Below are the records; locate each line with the word "виде" and copy it.

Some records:
◆ ◆ ◆ ◆ ◆ ◆ ◆

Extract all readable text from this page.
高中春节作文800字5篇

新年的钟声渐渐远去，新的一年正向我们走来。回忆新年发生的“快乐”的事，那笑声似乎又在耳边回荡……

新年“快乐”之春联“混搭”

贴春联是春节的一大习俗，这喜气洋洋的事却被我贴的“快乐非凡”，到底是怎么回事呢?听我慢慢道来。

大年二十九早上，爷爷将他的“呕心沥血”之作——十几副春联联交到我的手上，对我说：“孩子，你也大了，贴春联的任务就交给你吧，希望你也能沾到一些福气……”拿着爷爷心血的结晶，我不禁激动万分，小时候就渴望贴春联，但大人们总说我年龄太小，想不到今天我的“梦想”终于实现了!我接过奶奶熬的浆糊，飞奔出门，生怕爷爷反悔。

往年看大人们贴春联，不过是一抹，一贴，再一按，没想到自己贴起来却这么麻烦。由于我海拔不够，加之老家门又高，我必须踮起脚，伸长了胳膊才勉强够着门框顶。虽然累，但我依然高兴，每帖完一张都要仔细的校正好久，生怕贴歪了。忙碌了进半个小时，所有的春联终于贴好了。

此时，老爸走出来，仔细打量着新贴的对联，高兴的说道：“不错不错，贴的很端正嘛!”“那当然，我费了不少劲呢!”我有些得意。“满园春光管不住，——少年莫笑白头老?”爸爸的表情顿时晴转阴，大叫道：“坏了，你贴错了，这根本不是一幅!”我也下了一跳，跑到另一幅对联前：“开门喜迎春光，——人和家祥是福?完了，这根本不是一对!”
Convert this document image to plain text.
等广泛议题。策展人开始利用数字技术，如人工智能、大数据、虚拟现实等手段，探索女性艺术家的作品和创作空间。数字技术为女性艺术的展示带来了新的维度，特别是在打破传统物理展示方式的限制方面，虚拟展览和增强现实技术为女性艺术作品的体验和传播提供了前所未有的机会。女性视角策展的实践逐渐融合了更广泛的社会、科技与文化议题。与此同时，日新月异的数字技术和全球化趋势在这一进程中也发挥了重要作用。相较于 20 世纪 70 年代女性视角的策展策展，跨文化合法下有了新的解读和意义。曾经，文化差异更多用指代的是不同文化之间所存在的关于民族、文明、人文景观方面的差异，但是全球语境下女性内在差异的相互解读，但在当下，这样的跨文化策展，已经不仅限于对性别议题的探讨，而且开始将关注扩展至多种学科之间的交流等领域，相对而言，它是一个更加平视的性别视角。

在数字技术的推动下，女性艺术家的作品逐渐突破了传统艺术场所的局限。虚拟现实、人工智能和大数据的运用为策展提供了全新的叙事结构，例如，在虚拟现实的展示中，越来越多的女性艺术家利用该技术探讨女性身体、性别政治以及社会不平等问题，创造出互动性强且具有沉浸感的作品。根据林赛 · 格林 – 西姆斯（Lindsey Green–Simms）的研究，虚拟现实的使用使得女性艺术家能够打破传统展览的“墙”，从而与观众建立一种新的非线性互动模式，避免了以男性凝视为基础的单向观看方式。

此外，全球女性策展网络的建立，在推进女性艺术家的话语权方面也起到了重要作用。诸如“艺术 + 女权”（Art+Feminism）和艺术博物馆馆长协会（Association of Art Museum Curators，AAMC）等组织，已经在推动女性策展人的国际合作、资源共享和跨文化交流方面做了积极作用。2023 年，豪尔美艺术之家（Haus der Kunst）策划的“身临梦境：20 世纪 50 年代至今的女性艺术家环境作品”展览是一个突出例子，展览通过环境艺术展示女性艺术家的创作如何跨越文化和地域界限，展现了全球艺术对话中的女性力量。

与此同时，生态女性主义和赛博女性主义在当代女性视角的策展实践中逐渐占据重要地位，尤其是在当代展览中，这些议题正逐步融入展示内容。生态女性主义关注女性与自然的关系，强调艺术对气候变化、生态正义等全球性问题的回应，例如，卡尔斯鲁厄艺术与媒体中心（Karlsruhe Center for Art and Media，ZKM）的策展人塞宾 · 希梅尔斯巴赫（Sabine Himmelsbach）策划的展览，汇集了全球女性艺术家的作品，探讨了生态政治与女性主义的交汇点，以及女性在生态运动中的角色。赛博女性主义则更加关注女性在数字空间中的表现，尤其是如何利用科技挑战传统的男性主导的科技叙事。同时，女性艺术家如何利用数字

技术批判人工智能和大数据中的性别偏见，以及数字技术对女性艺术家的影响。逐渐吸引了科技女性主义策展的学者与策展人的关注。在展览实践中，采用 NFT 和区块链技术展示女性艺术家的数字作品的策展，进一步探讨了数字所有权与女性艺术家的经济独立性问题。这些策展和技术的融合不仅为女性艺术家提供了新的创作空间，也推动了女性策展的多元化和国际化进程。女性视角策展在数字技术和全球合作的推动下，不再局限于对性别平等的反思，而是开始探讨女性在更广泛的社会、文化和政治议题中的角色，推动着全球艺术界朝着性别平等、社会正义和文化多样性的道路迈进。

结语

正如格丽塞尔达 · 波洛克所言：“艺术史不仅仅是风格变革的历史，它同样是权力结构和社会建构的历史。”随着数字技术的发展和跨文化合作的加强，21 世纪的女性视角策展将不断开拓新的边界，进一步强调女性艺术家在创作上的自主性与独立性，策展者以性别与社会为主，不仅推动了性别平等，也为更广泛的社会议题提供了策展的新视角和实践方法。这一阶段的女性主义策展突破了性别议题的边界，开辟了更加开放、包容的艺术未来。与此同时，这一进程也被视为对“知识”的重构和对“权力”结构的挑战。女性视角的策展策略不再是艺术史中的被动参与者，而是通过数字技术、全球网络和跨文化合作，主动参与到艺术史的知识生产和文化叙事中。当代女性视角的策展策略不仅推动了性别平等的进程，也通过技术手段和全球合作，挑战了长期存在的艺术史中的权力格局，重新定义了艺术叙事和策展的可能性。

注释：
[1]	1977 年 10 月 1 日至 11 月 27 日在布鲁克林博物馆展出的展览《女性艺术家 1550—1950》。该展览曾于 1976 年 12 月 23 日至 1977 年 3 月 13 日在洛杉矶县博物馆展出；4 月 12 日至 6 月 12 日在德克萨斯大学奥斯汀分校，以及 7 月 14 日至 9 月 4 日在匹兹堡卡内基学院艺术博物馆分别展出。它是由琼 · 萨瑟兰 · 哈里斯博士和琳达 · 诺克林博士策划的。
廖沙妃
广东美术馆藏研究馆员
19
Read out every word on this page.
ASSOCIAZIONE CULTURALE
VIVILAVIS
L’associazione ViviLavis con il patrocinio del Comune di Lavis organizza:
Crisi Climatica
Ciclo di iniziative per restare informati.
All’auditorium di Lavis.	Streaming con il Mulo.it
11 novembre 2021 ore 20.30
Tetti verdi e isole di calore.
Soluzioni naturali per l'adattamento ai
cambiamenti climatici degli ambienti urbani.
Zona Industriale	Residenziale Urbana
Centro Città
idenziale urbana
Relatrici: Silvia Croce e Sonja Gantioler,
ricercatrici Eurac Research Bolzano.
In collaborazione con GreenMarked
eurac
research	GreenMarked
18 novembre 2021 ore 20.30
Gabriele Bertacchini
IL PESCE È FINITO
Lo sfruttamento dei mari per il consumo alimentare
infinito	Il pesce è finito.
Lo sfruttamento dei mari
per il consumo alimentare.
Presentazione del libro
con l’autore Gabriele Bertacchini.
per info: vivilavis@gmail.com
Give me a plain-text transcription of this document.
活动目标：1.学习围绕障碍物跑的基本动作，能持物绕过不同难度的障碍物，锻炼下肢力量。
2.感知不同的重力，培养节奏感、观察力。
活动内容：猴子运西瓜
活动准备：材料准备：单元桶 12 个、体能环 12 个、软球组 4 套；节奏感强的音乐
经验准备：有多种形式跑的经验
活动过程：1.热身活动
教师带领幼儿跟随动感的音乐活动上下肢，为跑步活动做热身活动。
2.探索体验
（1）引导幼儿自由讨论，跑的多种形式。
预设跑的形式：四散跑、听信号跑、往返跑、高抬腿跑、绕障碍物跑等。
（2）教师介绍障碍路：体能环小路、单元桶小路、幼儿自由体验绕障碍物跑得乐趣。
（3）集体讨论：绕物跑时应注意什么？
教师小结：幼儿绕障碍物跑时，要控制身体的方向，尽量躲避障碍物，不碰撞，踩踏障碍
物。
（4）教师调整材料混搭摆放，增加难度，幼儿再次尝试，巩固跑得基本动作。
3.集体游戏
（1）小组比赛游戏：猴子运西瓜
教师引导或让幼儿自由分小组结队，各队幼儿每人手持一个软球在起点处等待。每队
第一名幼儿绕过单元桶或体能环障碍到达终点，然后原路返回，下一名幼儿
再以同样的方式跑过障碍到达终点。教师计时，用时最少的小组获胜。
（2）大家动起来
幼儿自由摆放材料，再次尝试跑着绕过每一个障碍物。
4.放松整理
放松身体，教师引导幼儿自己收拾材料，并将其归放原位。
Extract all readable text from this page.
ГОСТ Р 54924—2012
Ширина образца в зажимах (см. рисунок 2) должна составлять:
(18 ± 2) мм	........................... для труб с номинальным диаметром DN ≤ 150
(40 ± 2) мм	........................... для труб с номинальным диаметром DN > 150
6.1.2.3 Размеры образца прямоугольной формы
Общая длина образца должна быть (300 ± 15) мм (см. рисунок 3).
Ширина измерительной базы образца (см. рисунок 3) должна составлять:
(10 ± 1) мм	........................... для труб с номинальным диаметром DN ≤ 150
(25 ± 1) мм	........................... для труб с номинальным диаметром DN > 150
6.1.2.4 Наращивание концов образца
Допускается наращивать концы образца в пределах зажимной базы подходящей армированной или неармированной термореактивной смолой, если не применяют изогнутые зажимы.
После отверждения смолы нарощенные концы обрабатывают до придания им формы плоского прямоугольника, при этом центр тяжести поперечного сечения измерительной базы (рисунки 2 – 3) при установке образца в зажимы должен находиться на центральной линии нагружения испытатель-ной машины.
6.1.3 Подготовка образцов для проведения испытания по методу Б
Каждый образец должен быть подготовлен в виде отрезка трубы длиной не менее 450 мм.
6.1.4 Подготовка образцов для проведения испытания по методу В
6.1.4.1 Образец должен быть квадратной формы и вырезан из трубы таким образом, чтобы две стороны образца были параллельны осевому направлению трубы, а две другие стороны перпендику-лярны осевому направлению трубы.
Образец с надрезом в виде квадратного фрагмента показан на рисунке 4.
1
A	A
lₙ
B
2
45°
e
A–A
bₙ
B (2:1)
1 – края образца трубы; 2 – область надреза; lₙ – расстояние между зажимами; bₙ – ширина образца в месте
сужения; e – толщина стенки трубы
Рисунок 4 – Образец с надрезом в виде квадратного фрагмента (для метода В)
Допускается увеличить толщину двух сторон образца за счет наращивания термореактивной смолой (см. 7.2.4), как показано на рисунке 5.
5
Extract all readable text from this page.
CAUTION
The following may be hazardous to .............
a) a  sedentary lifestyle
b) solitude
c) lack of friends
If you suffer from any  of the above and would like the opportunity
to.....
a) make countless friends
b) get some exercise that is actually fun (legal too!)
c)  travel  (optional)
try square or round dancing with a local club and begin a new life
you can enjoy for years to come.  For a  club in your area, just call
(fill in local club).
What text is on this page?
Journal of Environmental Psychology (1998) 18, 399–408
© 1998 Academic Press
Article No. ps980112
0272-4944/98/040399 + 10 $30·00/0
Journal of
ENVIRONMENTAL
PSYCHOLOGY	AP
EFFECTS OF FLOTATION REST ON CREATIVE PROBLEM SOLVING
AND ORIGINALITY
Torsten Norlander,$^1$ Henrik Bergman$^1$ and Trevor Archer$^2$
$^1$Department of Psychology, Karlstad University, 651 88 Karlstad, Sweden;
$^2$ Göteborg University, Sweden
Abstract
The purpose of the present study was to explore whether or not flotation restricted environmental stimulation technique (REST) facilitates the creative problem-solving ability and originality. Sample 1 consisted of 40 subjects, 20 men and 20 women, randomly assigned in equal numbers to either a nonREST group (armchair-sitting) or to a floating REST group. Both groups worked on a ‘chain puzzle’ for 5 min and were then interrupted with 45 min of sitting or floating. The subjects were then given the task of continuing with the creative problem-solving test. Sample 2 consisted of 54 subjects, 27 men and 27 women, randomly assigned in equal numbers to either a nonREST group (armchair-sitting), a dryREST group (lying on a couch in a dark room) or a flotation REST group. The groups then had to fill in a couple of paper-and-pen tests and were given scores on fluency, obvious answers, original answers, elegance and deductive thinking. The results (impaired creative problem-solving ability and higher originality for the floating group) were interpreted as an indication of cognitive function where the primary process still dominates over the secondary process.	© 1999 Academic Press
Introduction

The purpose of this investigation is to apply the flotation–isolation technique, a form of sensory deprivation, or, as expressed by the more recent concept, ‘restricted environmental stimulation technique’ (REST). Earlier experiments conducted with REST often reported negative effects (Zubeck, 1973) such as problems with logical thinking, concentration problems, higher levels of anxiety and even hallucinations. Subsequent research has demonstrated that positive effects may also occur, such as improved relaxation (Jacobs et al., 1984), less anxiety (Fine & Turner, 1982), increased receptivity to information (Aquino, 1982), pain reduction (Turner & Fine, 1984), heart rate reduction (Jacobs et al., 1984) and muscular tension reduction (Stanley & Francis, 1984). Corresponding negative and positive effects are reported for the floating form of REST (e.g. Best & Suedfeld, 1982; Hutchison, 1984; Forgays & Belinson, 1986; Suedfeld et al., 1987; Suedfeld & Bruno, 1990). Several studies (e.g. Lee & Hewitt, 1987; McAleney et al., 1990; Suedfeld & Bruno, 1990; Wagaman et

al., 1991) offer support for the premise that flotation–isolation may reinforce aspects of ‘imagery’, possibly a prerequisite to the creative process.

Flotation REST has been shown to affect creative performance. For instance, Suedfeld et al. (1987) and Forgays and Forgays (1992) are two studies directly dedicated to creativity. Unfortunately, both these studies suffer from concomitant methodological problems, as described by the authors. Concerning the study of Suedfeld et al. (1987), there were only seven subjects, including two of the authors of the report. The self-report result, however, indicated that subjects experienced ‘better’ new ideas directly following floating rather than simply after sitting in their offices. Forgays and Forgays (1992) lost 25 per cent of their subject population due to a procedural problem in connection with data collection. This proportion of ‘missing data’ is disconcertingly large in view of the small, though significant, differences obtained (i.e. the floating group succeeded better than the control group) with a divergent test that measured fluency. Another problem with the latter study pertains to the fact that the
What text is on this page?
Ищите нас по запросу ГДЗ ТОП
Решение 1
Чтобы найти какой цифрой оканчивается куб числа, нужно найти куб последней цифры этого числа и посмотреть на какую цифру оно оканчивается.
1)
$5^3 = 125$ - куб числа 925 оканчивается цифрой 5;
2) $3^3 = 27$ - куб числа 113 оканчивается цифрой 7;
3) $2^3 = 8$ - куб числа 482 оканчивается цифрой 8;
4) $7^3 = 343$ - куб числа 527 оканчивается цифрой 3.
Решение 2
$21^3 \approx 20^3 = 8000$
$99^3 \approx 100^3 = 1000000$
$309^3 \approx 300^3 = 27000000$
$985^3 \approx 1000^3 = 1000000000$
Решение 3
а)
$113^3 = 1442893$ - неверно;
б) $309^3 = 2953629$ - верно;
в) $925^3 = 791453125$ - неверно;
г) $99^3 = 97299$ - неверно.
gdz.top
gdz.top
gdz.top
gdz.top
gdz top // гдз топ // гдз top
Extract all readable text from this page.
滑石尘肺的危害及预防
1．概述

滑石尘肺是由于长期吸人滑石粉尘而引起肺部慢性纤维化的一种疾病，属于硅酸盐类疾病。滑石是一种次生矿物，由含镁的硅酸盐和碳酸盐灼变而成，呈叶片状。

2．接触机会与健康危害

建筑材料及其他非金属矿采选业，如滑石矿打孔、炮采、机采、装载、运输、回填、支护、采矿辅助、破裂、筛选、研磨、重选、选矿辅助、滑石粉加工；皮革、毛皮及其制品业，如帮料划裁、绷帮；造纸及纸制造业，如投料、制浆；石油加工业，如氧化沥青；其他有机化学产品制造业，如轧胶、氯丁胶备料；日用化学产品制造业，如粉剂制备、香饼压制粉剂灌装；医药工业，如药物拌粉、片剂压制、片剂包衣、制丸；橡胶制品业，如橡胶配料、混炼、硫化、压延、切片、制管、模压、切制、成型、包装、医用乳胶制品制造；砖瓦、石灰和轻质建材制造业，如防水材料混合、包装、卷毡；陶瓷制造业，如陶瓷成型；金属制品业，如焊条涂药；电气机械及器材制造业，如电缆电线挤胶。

◆ ◆ ◆ ◆ ◆ ◆ ◆

Task result —
Каждый образец должен быть подготовлен в виде отрезка трубы длиной не менее 450 мм.
Образец с надрезом в виде квадратного фрагмента показан на рисунке 4.
Рисунок 4 – Образец с надрезом в виде квадратного фрагмента (для метода В)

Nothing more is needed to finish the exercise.